● GIVEN DATA:
--------------------------------
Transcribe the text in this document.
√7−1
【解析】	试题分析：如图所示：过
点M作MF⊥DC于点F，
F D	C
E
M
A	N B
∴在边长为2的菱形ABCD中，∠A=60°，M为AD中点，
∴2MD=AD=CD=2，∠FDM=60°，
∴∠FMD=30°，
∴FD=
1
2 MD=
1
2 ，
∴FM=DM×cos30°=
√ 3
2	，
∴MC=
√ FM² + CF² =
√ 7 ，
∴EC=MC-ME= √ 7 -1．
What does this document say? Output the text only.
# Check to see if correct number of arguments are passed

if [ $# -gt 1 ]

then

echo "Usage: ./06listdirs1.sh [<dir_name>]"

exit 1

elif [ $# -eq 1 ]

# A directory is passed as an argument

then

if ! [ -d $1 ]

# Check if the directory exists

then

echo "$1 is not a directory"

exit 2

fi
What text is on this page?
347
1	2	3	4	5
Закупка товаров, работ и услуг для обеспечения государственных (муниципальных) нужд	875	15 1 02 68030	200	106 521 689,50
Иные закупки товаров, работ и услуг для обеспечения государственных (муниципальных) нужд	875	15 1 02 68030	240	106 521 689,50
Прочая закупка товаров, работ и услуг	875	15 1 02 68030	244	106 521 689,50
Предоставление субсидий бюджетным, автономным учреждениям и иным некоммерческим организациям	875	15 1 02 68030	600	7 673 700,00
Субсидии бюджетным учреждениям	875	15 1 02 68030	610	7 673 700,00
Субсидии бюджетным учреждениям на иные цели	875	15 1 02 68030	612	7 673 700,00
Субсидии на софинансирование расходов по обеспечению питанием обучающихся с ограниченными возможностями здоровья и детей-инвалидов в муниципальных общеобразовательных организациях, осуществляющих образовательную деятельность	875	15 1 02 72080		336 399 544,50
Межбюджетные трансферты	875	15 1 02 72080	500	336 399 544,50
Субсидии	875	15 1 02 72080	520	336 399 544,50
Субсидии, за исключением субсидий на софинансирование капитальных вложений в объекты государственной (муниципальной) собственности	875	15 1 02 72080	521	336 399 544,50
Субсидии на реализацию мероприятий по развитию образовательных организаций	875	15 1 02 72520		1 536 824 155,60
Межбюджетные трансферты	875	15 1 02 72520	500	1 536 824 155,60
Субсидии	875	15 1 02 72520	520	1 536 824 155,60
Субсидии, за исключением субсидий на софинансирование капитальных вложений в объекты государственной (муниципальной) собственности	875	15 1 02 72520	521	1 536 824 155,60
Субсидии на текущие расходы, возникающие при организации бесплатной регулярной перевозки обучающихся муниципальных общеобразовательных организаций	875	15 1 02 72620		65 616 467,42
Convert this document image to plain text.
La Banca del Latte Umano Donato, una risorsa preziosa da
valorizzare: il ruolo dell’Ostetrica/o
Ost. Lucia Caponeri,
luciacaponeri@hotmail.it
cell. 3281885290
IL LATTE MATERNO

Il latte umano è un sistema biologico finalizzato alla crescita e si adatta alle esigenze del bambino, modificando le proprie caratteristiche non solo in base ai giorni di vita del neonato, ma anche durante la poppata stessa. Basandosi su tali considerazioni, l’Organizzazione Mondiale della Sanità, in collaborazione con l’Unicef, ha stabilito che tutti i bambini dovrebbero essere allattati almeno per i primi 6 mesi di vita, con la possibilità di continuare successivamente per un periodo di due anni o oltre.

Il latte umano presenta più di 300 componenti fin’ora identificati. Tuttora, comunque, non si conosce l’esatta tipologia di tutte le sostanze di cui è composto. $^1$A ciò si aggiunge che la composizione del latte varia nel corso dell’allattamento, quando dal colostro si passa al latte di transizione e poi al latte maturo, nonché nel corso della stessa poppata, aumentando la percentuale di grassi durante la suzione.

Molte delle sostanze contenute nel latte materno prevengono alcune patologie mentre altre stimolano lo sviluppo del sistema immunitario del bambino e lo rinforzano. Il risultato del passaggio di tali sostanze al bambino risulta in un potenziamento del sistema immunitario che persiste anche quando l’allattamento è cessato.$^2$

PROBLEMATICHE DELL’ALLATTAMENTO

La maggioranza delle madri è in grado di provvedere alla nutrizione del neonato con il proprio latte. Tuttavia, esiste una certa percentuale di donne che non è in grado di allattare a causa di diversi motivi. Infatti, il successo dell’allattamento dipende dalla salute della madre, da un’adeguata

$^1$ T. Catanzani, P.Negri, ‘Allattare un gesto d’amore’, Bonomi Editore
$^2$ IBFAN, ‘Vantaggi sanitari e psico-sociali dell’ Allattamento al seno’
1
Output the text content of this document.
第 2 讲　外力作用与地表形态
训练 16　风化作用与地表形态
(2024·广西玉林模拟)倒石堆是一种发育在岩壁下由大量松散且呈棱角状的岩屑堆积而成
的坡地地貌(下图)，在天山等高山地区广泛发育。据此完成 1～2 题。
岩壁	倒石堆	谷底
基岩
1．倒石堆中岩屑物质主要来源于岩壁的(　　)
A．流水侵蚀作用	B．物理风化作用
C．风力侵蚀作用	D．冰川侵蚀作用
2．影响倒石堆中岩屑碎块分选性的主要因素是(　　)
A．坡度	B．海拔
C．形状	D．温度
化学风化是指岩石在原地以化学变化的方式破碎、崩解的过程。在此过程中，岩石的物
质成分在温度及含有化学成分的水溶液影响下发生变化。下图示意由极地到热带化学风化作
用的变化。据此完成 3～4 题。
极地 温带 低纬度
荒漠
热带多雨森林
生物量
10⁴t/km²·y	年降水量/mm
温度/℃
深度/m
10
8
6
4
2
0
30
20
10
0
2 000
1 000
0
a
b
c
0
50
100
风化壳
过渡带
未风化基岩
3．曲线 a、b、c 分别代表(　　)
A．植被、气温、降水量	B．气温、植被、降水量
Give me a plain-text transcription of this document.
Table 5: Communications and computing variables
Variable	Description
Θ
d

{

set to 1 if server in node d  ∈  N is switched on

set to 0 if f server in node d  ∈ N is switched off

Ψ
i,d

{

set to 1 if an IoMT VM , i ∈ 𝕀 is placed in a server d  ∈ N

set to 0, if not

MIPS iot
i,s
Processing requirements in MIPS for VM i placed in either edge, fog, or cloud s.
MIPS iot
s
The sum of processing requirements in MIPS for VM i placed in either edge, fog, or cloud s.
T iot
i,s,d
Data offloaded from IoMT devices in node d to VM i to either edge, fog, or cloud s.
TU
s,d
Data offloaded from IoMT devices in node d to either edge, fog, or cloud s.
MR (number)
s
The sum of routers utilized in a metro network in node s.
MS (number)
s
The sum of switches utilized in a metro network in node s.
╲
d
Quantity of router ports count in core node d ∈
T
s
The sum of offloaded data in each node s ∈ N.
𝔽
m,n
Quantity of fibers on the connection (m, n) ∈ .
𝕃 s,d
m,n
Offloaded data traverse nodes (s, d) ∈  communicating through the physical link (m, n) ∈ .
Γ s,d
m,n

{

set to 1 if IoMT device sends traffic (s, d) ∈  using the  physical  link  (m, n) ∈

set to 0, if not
--------------------------------
● TASK STATEMENT: Find "number". Copy every line it occurs in.

● RESPONSE TO THE TASK:
# Check to see if correct number of arguments are passed
MR (number)
MS (number)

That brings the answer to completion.